### Aim of the task
Say how many lines in the records include the string "заведующего", adding no other words.

### Exercise inputs

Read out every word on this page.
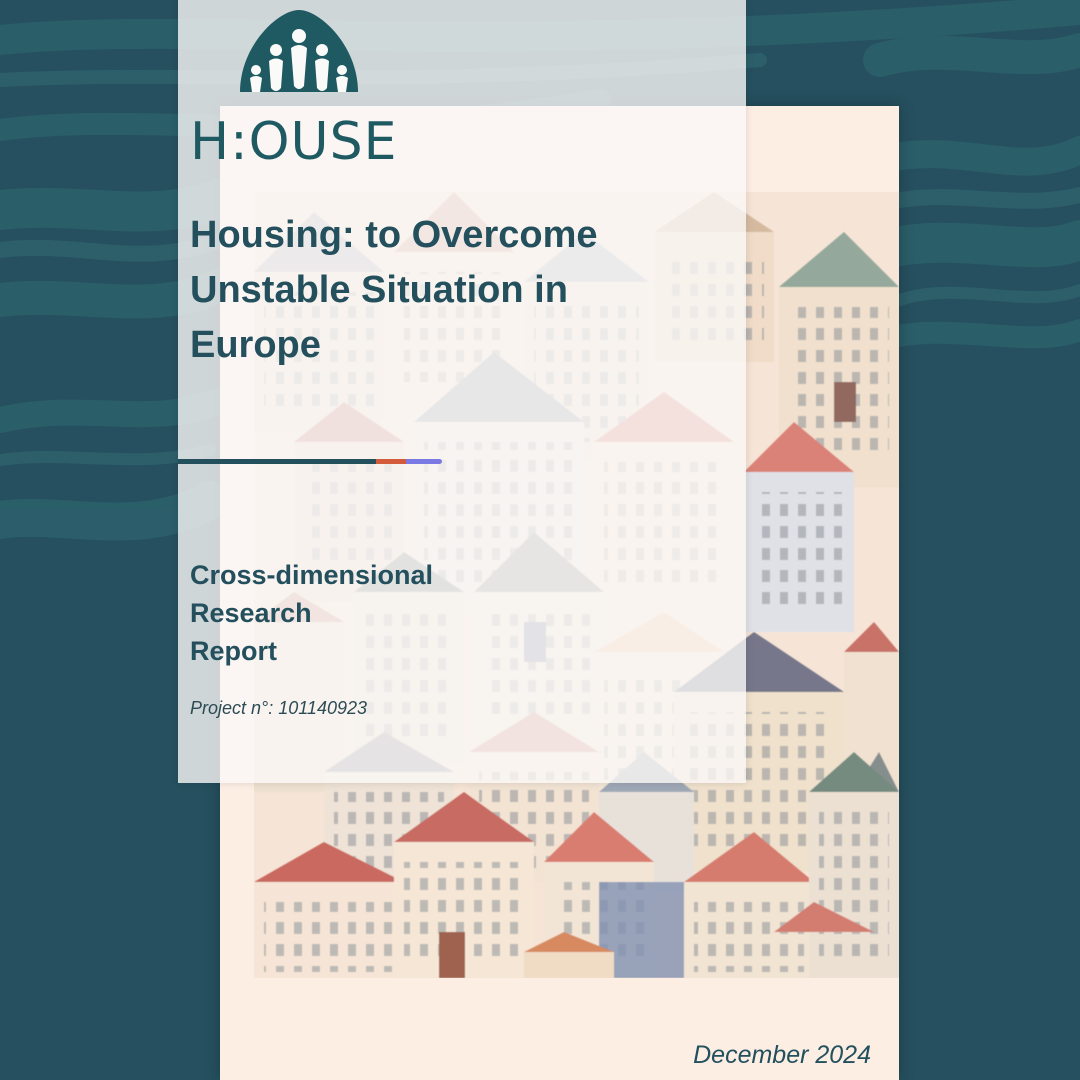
December 2024
H:OUSE
Housing: to Overcome
Unstable Situation in
Europe
Cross-dimensional
Research
Report
Project n°: 101140923
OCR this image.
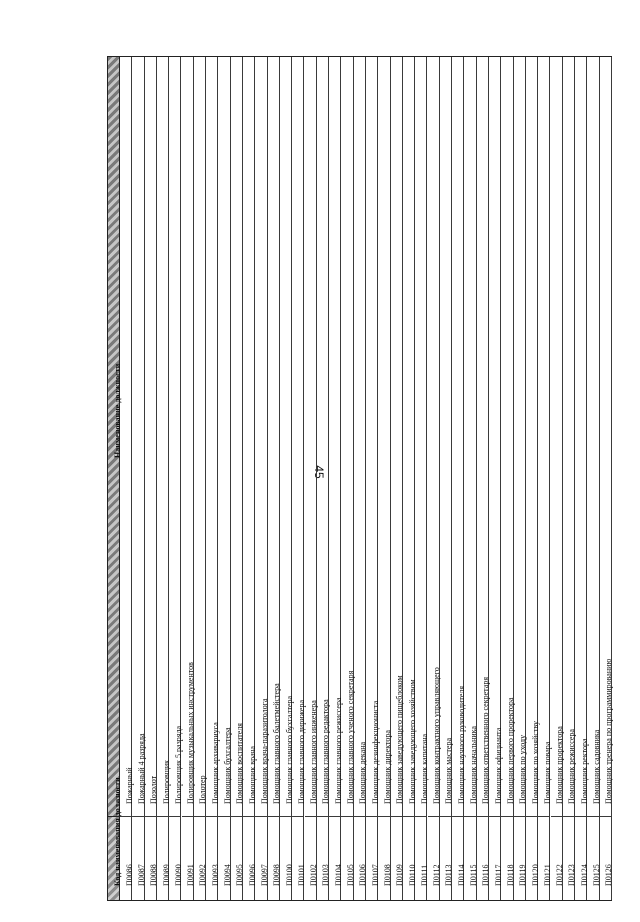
45
Наименование должности
Код наименования должности Пожарный
П0086
Пожарный 4 разряда
П0087
Позолот
П0088
Полировщик
П0089
Полировщик 5 разряда
П0090
Полировщик музыкальных инструментов
П0091
Полотер
П0092
Помощник архивариуса
П0093
Помощник бухгалтера
П0094
Помощник воспитателя
П0095
Помощник врача
П0096
Помощник врача-паразитолога
П0097
Помощник главного балетмейстера
П0098
Помощник главного бухгалтера
П0100
Помощник главного дирижера
П0101
Помощник главного инженера
П0102
Помощник главного редактора
П0103
Помощник главного режиссера
П0104
Помощник главного ученого секретаря
П0105
Помощник декана
П0106
Помощник дезинфекциониста
П0107
Помощник директора
П0108
Помощник заведующего пищеблоком
П0109
Помощник заведующего хозяйством
П0110
Помощник капитана
П0111
Помощник контрактного управляющего
П0112
Помощник мастера
П0113
Помощник научного руководителя
П0114
Помощник начальника
П0115
Помощник ответственного секретаря
П0116
Помощник официанта
П0117
Помощник первого проректора
П0118
Помощник по уходу
П0119
Помощник по хозяйству
П0120
Помощник повара
П0121
Помощник проректора
П0122
Помощник режиссера
П0123
Помощник ректора
П0124
Помощник садовника
П0125
Помощник тренера по программированию
П0126
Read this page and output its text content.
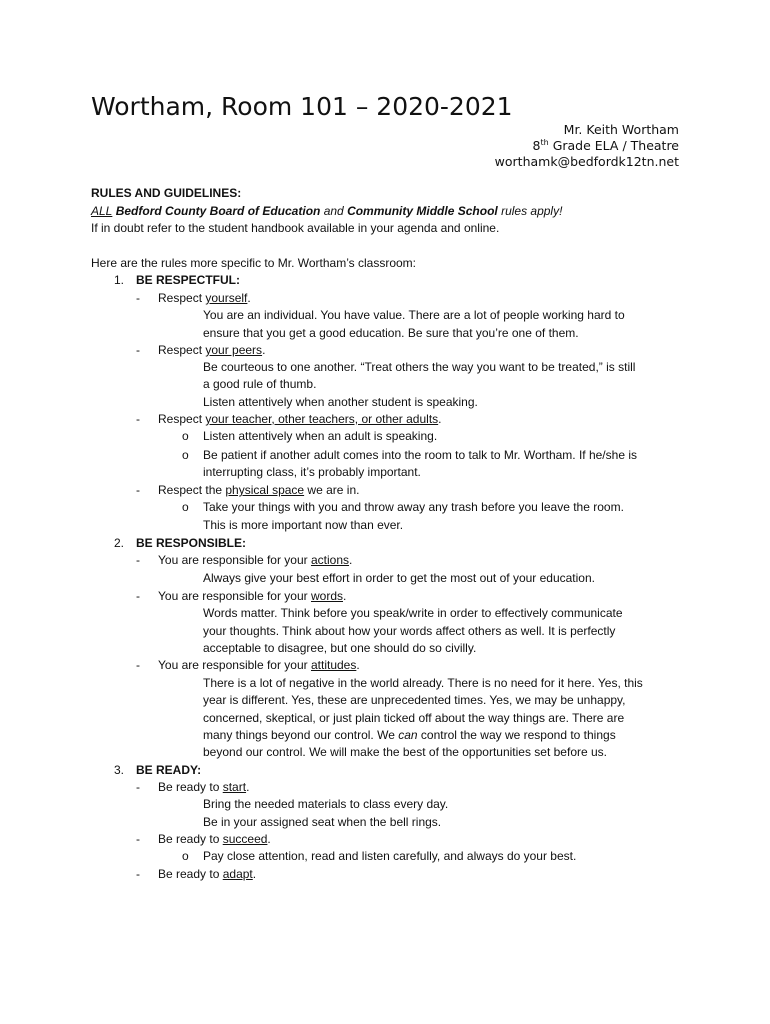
Wortham, Room 101 – 2020-2021
Mr. Keith Wortham
8th Grade ELA / Theatre
worthamk@bedfordk12tn.net
RULES AND GUIDELINES:
ALL Bedford County Board of Education and Community Middle School rules apply!
If in doubt refer to the student handbook available in your agenda and online.
Here are the rules more specific to Mr. Wortham’s classroom:
1. BE RESPECTFUL:
- Respect yourself.
You are an individual. You have value. There are a lot of people working hard to
ensure that you get a good education. Be sure that you’re one of them.
- Respect your peers.
Be courteous to one another. “Treat others the way you want to be treated,” is still
a good rule of thumb.
Listen attentively when another student is speaking.
- Respect your teacher, other teachers, or other adults.
o Listen attentively when an adult is speaking.
o Be patient if another adult comes into the room to talk to Mr. Wortham. If he/she is
interrupting class, it’s probably important.
- Respect the physical space we are in.
o Take your things with you and throw away any trash before you leave the room.
This is more important now than ever.
2. BE RESPONSIBLE:
- You are responsible for your actions.
Always give your best effort in order to get the most out of your education.
- You are responsible for your words.
Words matter. Think before you speak/write in order to effectively communicate
your thoughts. Think about how your words affect others as well. It is perfectly
acceptable to disagree, but one should do so civilly.
- You are responsible for your attitudes.
There is a lot of negative in the world already. There is no need for it here. Yes, this
year is different. Yes, these are unprecedented times. Yes, we may be unhappy,
concerned, skeptical, or just plain ticked off about the way things are. There are
many things beyond our control. We can control the way we respond to things
beyond our control. We will make the best of the opportunities set before us.
3. BE READY:
- Be ready to start.
Bring the needed materials to class every day.
Be in your assigned seat when the bell rings.
- Be ready to succeed.
o Pay close attention, read and listen carefully, and always do your best.
- Be ready to adapt.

### Task output
2